## Input for this task:

* * * *

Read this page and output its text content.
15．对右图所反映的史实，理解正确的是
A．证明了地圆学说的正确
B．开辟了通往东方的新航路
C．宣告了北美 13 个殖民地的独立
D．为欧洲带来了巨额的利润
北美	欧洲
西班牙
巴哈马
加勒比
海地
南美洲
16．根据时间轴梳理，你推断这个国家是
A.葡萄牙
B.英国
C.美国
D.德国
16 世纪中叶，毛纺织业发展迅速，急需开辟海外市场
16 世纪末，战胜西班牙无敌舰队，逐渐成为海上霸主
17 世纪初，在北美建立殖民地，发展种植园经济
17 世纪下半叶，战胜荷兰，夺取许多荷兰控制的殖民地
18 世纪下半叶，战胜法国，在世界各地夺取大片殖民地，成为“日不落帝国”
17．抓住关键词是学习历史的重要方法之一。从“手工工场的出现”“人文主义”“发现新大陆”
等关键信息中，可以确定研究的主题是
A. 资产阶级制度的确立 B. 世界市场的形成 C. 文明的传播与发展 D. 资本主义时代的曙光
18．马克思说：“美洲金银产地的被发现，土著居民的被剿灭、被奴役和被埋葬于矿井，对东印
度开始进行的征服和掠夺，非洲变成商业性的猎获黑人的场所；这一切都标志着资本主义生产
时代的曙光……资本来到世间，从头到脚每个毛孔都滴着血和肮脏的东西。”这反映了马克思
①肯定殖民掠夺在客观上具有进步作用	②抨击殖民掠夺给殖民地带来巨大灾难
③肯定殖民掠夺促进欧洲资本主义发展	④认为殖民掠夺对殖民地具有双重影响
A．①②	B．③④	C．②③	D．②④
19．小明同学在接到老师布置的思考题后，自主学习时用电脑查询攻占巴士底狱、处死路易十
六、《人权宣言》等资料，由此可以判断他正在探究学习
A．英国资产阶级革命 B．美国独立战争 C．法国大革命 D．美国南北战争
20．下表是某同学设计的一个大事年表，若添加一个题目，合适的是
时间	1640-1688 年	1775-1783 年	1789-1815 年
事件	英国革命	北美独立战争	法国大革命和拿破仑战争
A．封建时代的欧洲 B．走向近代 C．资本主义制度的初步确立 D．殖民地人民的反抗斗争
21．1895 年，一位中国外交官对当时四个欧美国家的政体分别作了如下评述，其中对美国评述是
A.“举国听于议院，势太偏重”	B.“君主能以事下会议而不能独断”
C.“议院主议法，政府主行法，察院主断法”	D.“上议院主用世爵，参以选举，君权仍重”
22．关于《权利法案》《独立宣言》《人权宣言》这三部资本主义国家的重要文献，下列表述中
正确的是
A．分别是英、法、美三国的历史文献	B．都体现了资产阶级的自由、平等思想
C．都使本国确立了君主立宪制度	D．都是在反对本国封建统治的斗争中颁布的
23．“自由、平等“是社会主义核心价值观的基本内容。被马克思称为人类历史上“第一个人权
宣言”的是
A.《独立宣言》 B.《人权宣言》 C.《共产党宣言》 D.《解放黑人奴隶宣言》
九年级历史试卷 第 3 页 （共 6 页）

* * * *

## Stated problem:
Word for word, write out the data.

## Exercise output:
Read this page and output its text content.
15．对右图所反映的史实，理解正确的是
A．证明了地圆学说的正确
B．开辟了通往东方的新航路
C．宣告了北美 13 个殖民地的独立
D．为欧洲带来了巨额的利润
北美	欧洲
西班牙
巴哈马
加勒比
海地
南美洲
16．根据时间轴梳理，你推断这个国家是
A.葡萄牙
B.英国
C.美国
D.德国
16 世纪中叶，毛纺织业发展迅速，急需开辟海外市场
16 世纪末，战胜西班牙无敌舰队，逐渐成为海上霸主
17 世纪初，在北美建立殖民地，发展种植园经济
17 世纪下半叶，战胜荷兰，夺取许多荷兰控制的殖民地
18 世纪下半叶，战胜法国，在世界各地夺取大片殖民地，成为“日不落帝国”
17．抓住关键词是学习历史的重要方法之一。从“手工工场的出现”“人文主义”“发现新大陆”
等关键信息中，可以确定研究的主题是
A. 资产阶级制度的确立 B. 世界市场的形成 C. 文明的传播与发展 D. 资本主义时代的曙光
18．马克思说：“美洲金银产地的被发现，土著居民的被剿灭、被奴役和被埋葬于矿井，对东印
度开始进行的征服和掠夺，非洲变成商业性的猎获黑人的场所；这一切都标志着资本主义生产
时代的曙光……资本来到世间，从头到脚每个毛孔都滴着血和肮脏的东西。”这反映了马克思
①肯定殖民掠夺在客观上具有进步作用	②抨击殖民掠夺给殖民地带来巨大灾难
③肯定殖民掠夺促进欧洲资本主义发展	④认为殖民掠夺对殖民地具有双重影响
A．①②	B．③④	C．②③	D．②④
19．小明同学在接到老师布置的思考题后，自主学习时用电脑查询攻占巴士底狱、处死路易十
六、《人权宣言》等资料，由此可以判断他正在探究学习
A．英国资产阶级革命 B．美国独立战争 C．法国大革命 D．美国南北战争
20．下表是某同学设计的一个大事年表，若添加一个题目，合适的是
时间	1640-1688 年	1775-1783 年	1789-1815 年
事件	英国革命	北美独立战争	法国大革命和拿破仑战争
A．封建时代的欧洲 B．走向近代 C．资本主义制度的初步确立 D．殖民地人民的反抗斗争
21．1895 年，一位中国外交官对当时四个欧美国家的政体分别作了如下评述，其中对美国评述是
A.“举国听于议院，势太偏重”	B.“君主能以事下会议而不能独断”
C.“议院主议法，政府主行法，察院主断法”	D.“上议院主用世爵，参以选举，君权仍重”
22．关于《权利法案》《独立宣言》《人权宣言》这三部资本主义国家的重要文献，下列表述中
正确的是
A．分别是英、法、美三国的历史文献	B．都体现了资产阶级的自由、平等思想
C．都使本国确立了君主立宪制度	D．都是在反对本国封建统治的斗争中颁布的
23．“自由、平等“是社会主义核心价值观的基本内容。被马克思称为人类历史上“第一个人权
宣言”的是
A.《独立宣言》 B.《人权宣言》 C.《共产党宣言》 D.《解放黑人奴隶宣言》
九年级历史试卷 第 3 页 （共 6 页）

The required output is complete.